Text excerpt Block Start

Problem Statement
Our Forge app (NASA Standup) needs to trigger Jira Automation rules when a standup meeting completes. Currently, the only way to do this is by calling
https://api-private.atlassian.com/automation/webhooks/{webhook-id} using fetch(), which requires declaring external.fetch permissions.
The paradox:
- api-private.atlassian.com is Atlassian’s own infrastructure
- The data never leaves Atlassian’s ecosystem
- Yet this disqualifies the app from “Runs on Atlassian” eligibility because Forge treats it as “external egress”
Current Implementation
We POST to Jira Automation webhooks with this structure:
const webhookResponse = await fetch(webhookUrl, {
method: ‘POST’,
headers: {
‘Content-Type’: ‘application/json’,
‘X-Automation-Webhook-Token’: webhookSecret,
},
body: JSON.stringify({
issues: [‘PROJ-123’, ‘PROJ-456’],
data: {
participant: ‘atlassian-account-id’,
comments: { ‘PROJ-123’: ‘Comment text’ }
}
}),
});
Security measures we’ve implemented:
- URL is hardcoded to only allow https://api-private.atlassian.com/automation/webhooks/ prefix
- Users cannot configure webhooks to any other domain
- Webhook secrets are stored securely in Forge Storage
Use Case
Users configure automation rules that trigger Jira Automation workflows when a standup completes:
- Create summary issues with flagged items
- Update issue statuses based on standup comments
- Send notifications via Jira Automation’s integrations (Slack, Teams, etc.)
This is a valuable feature that connects our app with Atlassian’s first-party automation platform.
Proposed Solutions
Option 1: Exempt api-private.atlassian.com for Automation Webhooks
Allow external.fetch to api-private.atlassian.com/automation/webhooks/* without disqualifying apps from “Runs on Atlassian”, since:
- It’s Atlassian-owned infrastructure
- It’s for a first-party Atlassian feature
- Data stays within Atlassian’s ecosystem
Option 2: New Forge SDK Method
import { automation } from ‘@forge/api’;
await automation.triggerWebhook({
webhookId: ‘webhook-uuid’,
webhookSecret: ‘secret-token’,
payload: { issues: [‘PROJ-123’], data: { … } }
});
This would be similar to how requestJira() and requestConfluence() work - internal Atlassian API calls that don’t require external.fetch declarations.

Text excerpt Block End
Exercise data Block Start

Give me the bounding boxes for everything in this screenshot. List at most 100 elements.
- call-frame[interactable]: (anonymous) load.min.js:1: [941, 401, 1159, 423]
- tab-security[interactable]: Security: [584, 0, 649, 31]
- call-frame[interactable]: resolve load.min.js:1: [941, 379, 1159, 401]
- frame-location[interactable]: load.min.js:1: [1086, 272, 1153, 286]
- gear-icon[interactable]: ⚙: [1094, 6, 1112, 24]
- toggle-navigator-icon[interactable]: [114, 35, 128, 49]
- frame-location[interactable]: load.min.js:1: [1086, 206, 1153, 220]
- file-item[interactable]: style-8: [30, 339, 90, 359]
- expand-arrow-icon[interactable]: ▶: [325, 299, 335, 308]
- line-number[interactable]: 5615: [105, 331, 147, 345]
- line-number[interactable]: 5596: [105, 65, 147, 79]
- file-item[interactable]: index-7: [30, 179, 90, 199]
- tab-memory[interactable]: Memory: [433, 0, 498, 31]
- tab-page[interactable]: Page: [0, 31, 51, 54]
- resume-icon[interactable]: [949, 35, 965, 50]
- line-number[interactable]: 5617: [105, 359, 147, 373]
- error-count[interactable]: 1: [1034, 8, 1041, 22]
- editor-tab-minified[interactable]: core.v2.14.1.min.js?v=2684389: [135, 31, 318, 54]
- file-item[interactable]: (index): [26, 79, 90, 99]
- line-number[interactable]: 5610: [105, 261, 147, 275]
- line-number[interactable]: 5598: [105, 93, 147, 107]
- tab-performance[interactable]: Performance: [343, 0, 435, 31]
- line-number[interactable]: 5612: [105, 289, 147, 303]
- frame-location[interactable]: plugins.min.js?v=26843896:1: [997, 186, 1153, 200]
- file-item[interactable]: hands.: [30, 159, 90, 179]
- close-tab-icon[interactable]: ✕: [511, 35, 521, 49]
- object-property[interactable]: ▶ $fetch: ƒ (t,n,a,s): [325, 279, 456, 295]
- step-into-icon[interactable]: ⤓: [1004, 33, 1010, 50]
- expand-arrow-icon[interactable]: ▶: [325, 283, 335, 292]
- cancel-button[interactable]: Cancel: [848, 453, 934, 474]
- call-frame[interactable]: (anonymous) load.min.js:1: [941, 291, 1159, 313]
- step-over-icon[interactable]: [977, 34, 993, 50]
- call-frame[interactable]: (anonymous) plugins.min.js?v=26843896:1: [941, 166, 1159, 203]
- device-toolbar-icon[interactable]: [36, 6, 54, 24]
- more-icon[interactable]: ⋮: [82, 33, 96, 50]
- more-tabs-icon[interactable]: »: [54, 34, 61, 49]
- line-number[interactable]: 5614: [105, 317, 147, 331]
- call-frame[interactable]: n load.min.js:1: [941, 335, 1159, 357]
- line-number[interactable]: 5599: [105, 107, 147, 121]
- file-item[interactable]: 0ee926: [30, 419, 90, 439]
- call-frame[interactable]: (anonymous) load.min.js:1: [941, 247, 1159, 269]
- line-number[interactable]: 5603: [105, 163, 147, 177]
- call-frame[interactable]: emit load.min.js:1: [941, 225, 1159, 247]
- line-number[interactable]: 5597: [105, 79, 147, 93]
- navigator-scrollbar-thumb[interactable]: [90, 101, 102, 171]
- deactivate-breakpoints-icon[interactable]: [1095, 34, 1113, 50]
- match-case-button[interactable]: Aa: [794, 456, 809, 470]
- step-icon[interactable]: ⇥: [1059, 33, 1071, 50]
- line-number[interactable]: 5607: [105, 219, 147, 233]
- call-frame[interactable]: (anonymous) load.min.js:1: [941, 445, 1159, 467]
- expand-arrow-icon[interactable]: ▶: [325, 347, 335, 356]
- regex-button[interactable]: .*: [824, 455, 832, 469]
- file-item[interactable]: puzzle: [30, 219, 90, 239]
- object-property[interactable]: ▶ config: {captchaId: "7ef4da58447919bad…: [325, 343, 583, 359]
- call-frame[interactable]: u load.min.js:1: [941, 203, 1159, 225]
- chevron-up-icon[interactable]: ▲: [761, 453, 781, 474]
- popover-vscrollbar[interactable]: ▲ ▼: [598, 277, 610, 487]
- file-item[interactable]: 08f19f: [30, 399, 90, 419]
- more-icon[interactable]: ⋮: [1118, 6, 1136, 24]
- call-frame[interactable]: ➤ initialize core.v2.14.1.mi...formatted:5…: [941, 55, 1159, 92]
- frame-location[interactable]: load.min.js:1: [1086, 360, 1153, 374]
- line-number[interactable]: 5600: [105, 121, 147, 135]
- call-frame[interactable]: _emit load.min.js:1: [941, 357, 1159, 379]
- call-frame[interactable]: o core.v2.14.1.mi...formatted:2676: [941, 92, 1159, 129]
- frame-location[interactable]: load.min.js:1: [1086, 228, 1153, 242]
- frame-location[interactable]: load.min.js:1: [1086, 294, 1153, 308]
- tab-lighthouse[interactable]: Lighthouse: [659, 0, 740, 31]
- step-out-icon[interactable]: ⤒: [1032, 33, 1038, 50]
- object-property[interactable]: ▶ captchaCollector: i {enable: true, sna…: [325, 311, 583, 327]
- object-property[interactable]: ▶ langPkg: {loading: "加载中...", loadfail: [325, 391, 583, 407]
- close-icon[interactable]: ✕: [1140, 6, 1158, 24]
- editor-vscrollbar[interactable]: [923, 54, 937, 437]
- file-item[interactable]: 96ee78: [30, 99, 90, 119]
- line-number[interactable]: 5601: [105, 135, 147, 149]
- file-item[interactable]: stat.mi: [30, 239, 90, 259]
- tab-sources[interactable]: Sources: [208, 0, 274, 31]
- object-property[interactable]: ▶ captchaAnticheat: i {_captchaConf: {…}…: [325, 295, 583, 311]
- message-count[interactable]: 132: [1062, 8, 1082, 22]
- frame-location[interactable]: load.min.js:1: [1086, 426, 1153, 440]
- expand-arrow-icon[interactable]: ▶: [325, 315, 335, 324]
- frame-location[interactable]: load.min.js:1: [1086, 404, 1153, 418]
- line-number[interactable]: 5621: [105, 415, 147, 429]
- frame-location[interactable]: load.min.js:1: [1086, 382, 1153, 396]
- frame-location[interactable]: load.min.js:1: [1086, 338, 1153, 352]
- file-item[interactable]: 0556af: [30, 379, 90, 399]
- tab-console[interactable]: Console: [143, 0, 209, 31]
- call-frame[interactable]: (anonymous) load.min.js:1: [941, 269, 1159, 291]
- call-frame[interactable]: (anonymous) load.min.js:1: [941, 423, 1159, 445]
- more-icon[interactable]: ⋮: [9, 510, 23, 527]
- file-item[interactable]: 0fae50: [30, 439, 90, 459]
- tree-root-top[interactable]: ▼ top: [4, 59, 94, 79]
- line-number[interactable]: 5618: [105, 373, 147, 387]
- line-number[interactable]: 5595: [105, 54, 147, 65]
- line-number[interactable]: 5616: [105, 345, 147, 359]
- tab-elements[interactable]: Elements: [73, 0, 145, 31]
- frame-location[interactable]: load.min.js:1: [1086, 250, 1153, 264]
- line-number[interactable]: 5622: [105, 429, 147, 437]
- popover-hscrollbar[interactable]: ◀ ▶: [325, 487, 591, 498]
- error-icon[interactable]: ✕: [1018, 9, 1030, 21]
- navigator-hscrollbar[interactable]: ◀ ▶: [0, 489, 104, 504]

Exercise data Block End

Required work
Decide whether each statement below agrees with the NASA Standup text. Answer yes or no, and quote the words from the text that settle each one.
(a) The app keeps its webhook secrets in Forge Storage.
(b) Users of the app may point webhooks at any domain they choose.
(c) The app currently sends GET requests to Jira Automation webhooks.

Expected answer
(a) Yes: "Webhook secrets are stored securely in Forge Storage"
(b) No: "Users cannot configure webhooks to any other domain"
(c) No: "We POST to Jira Automation webhooks with this structure:"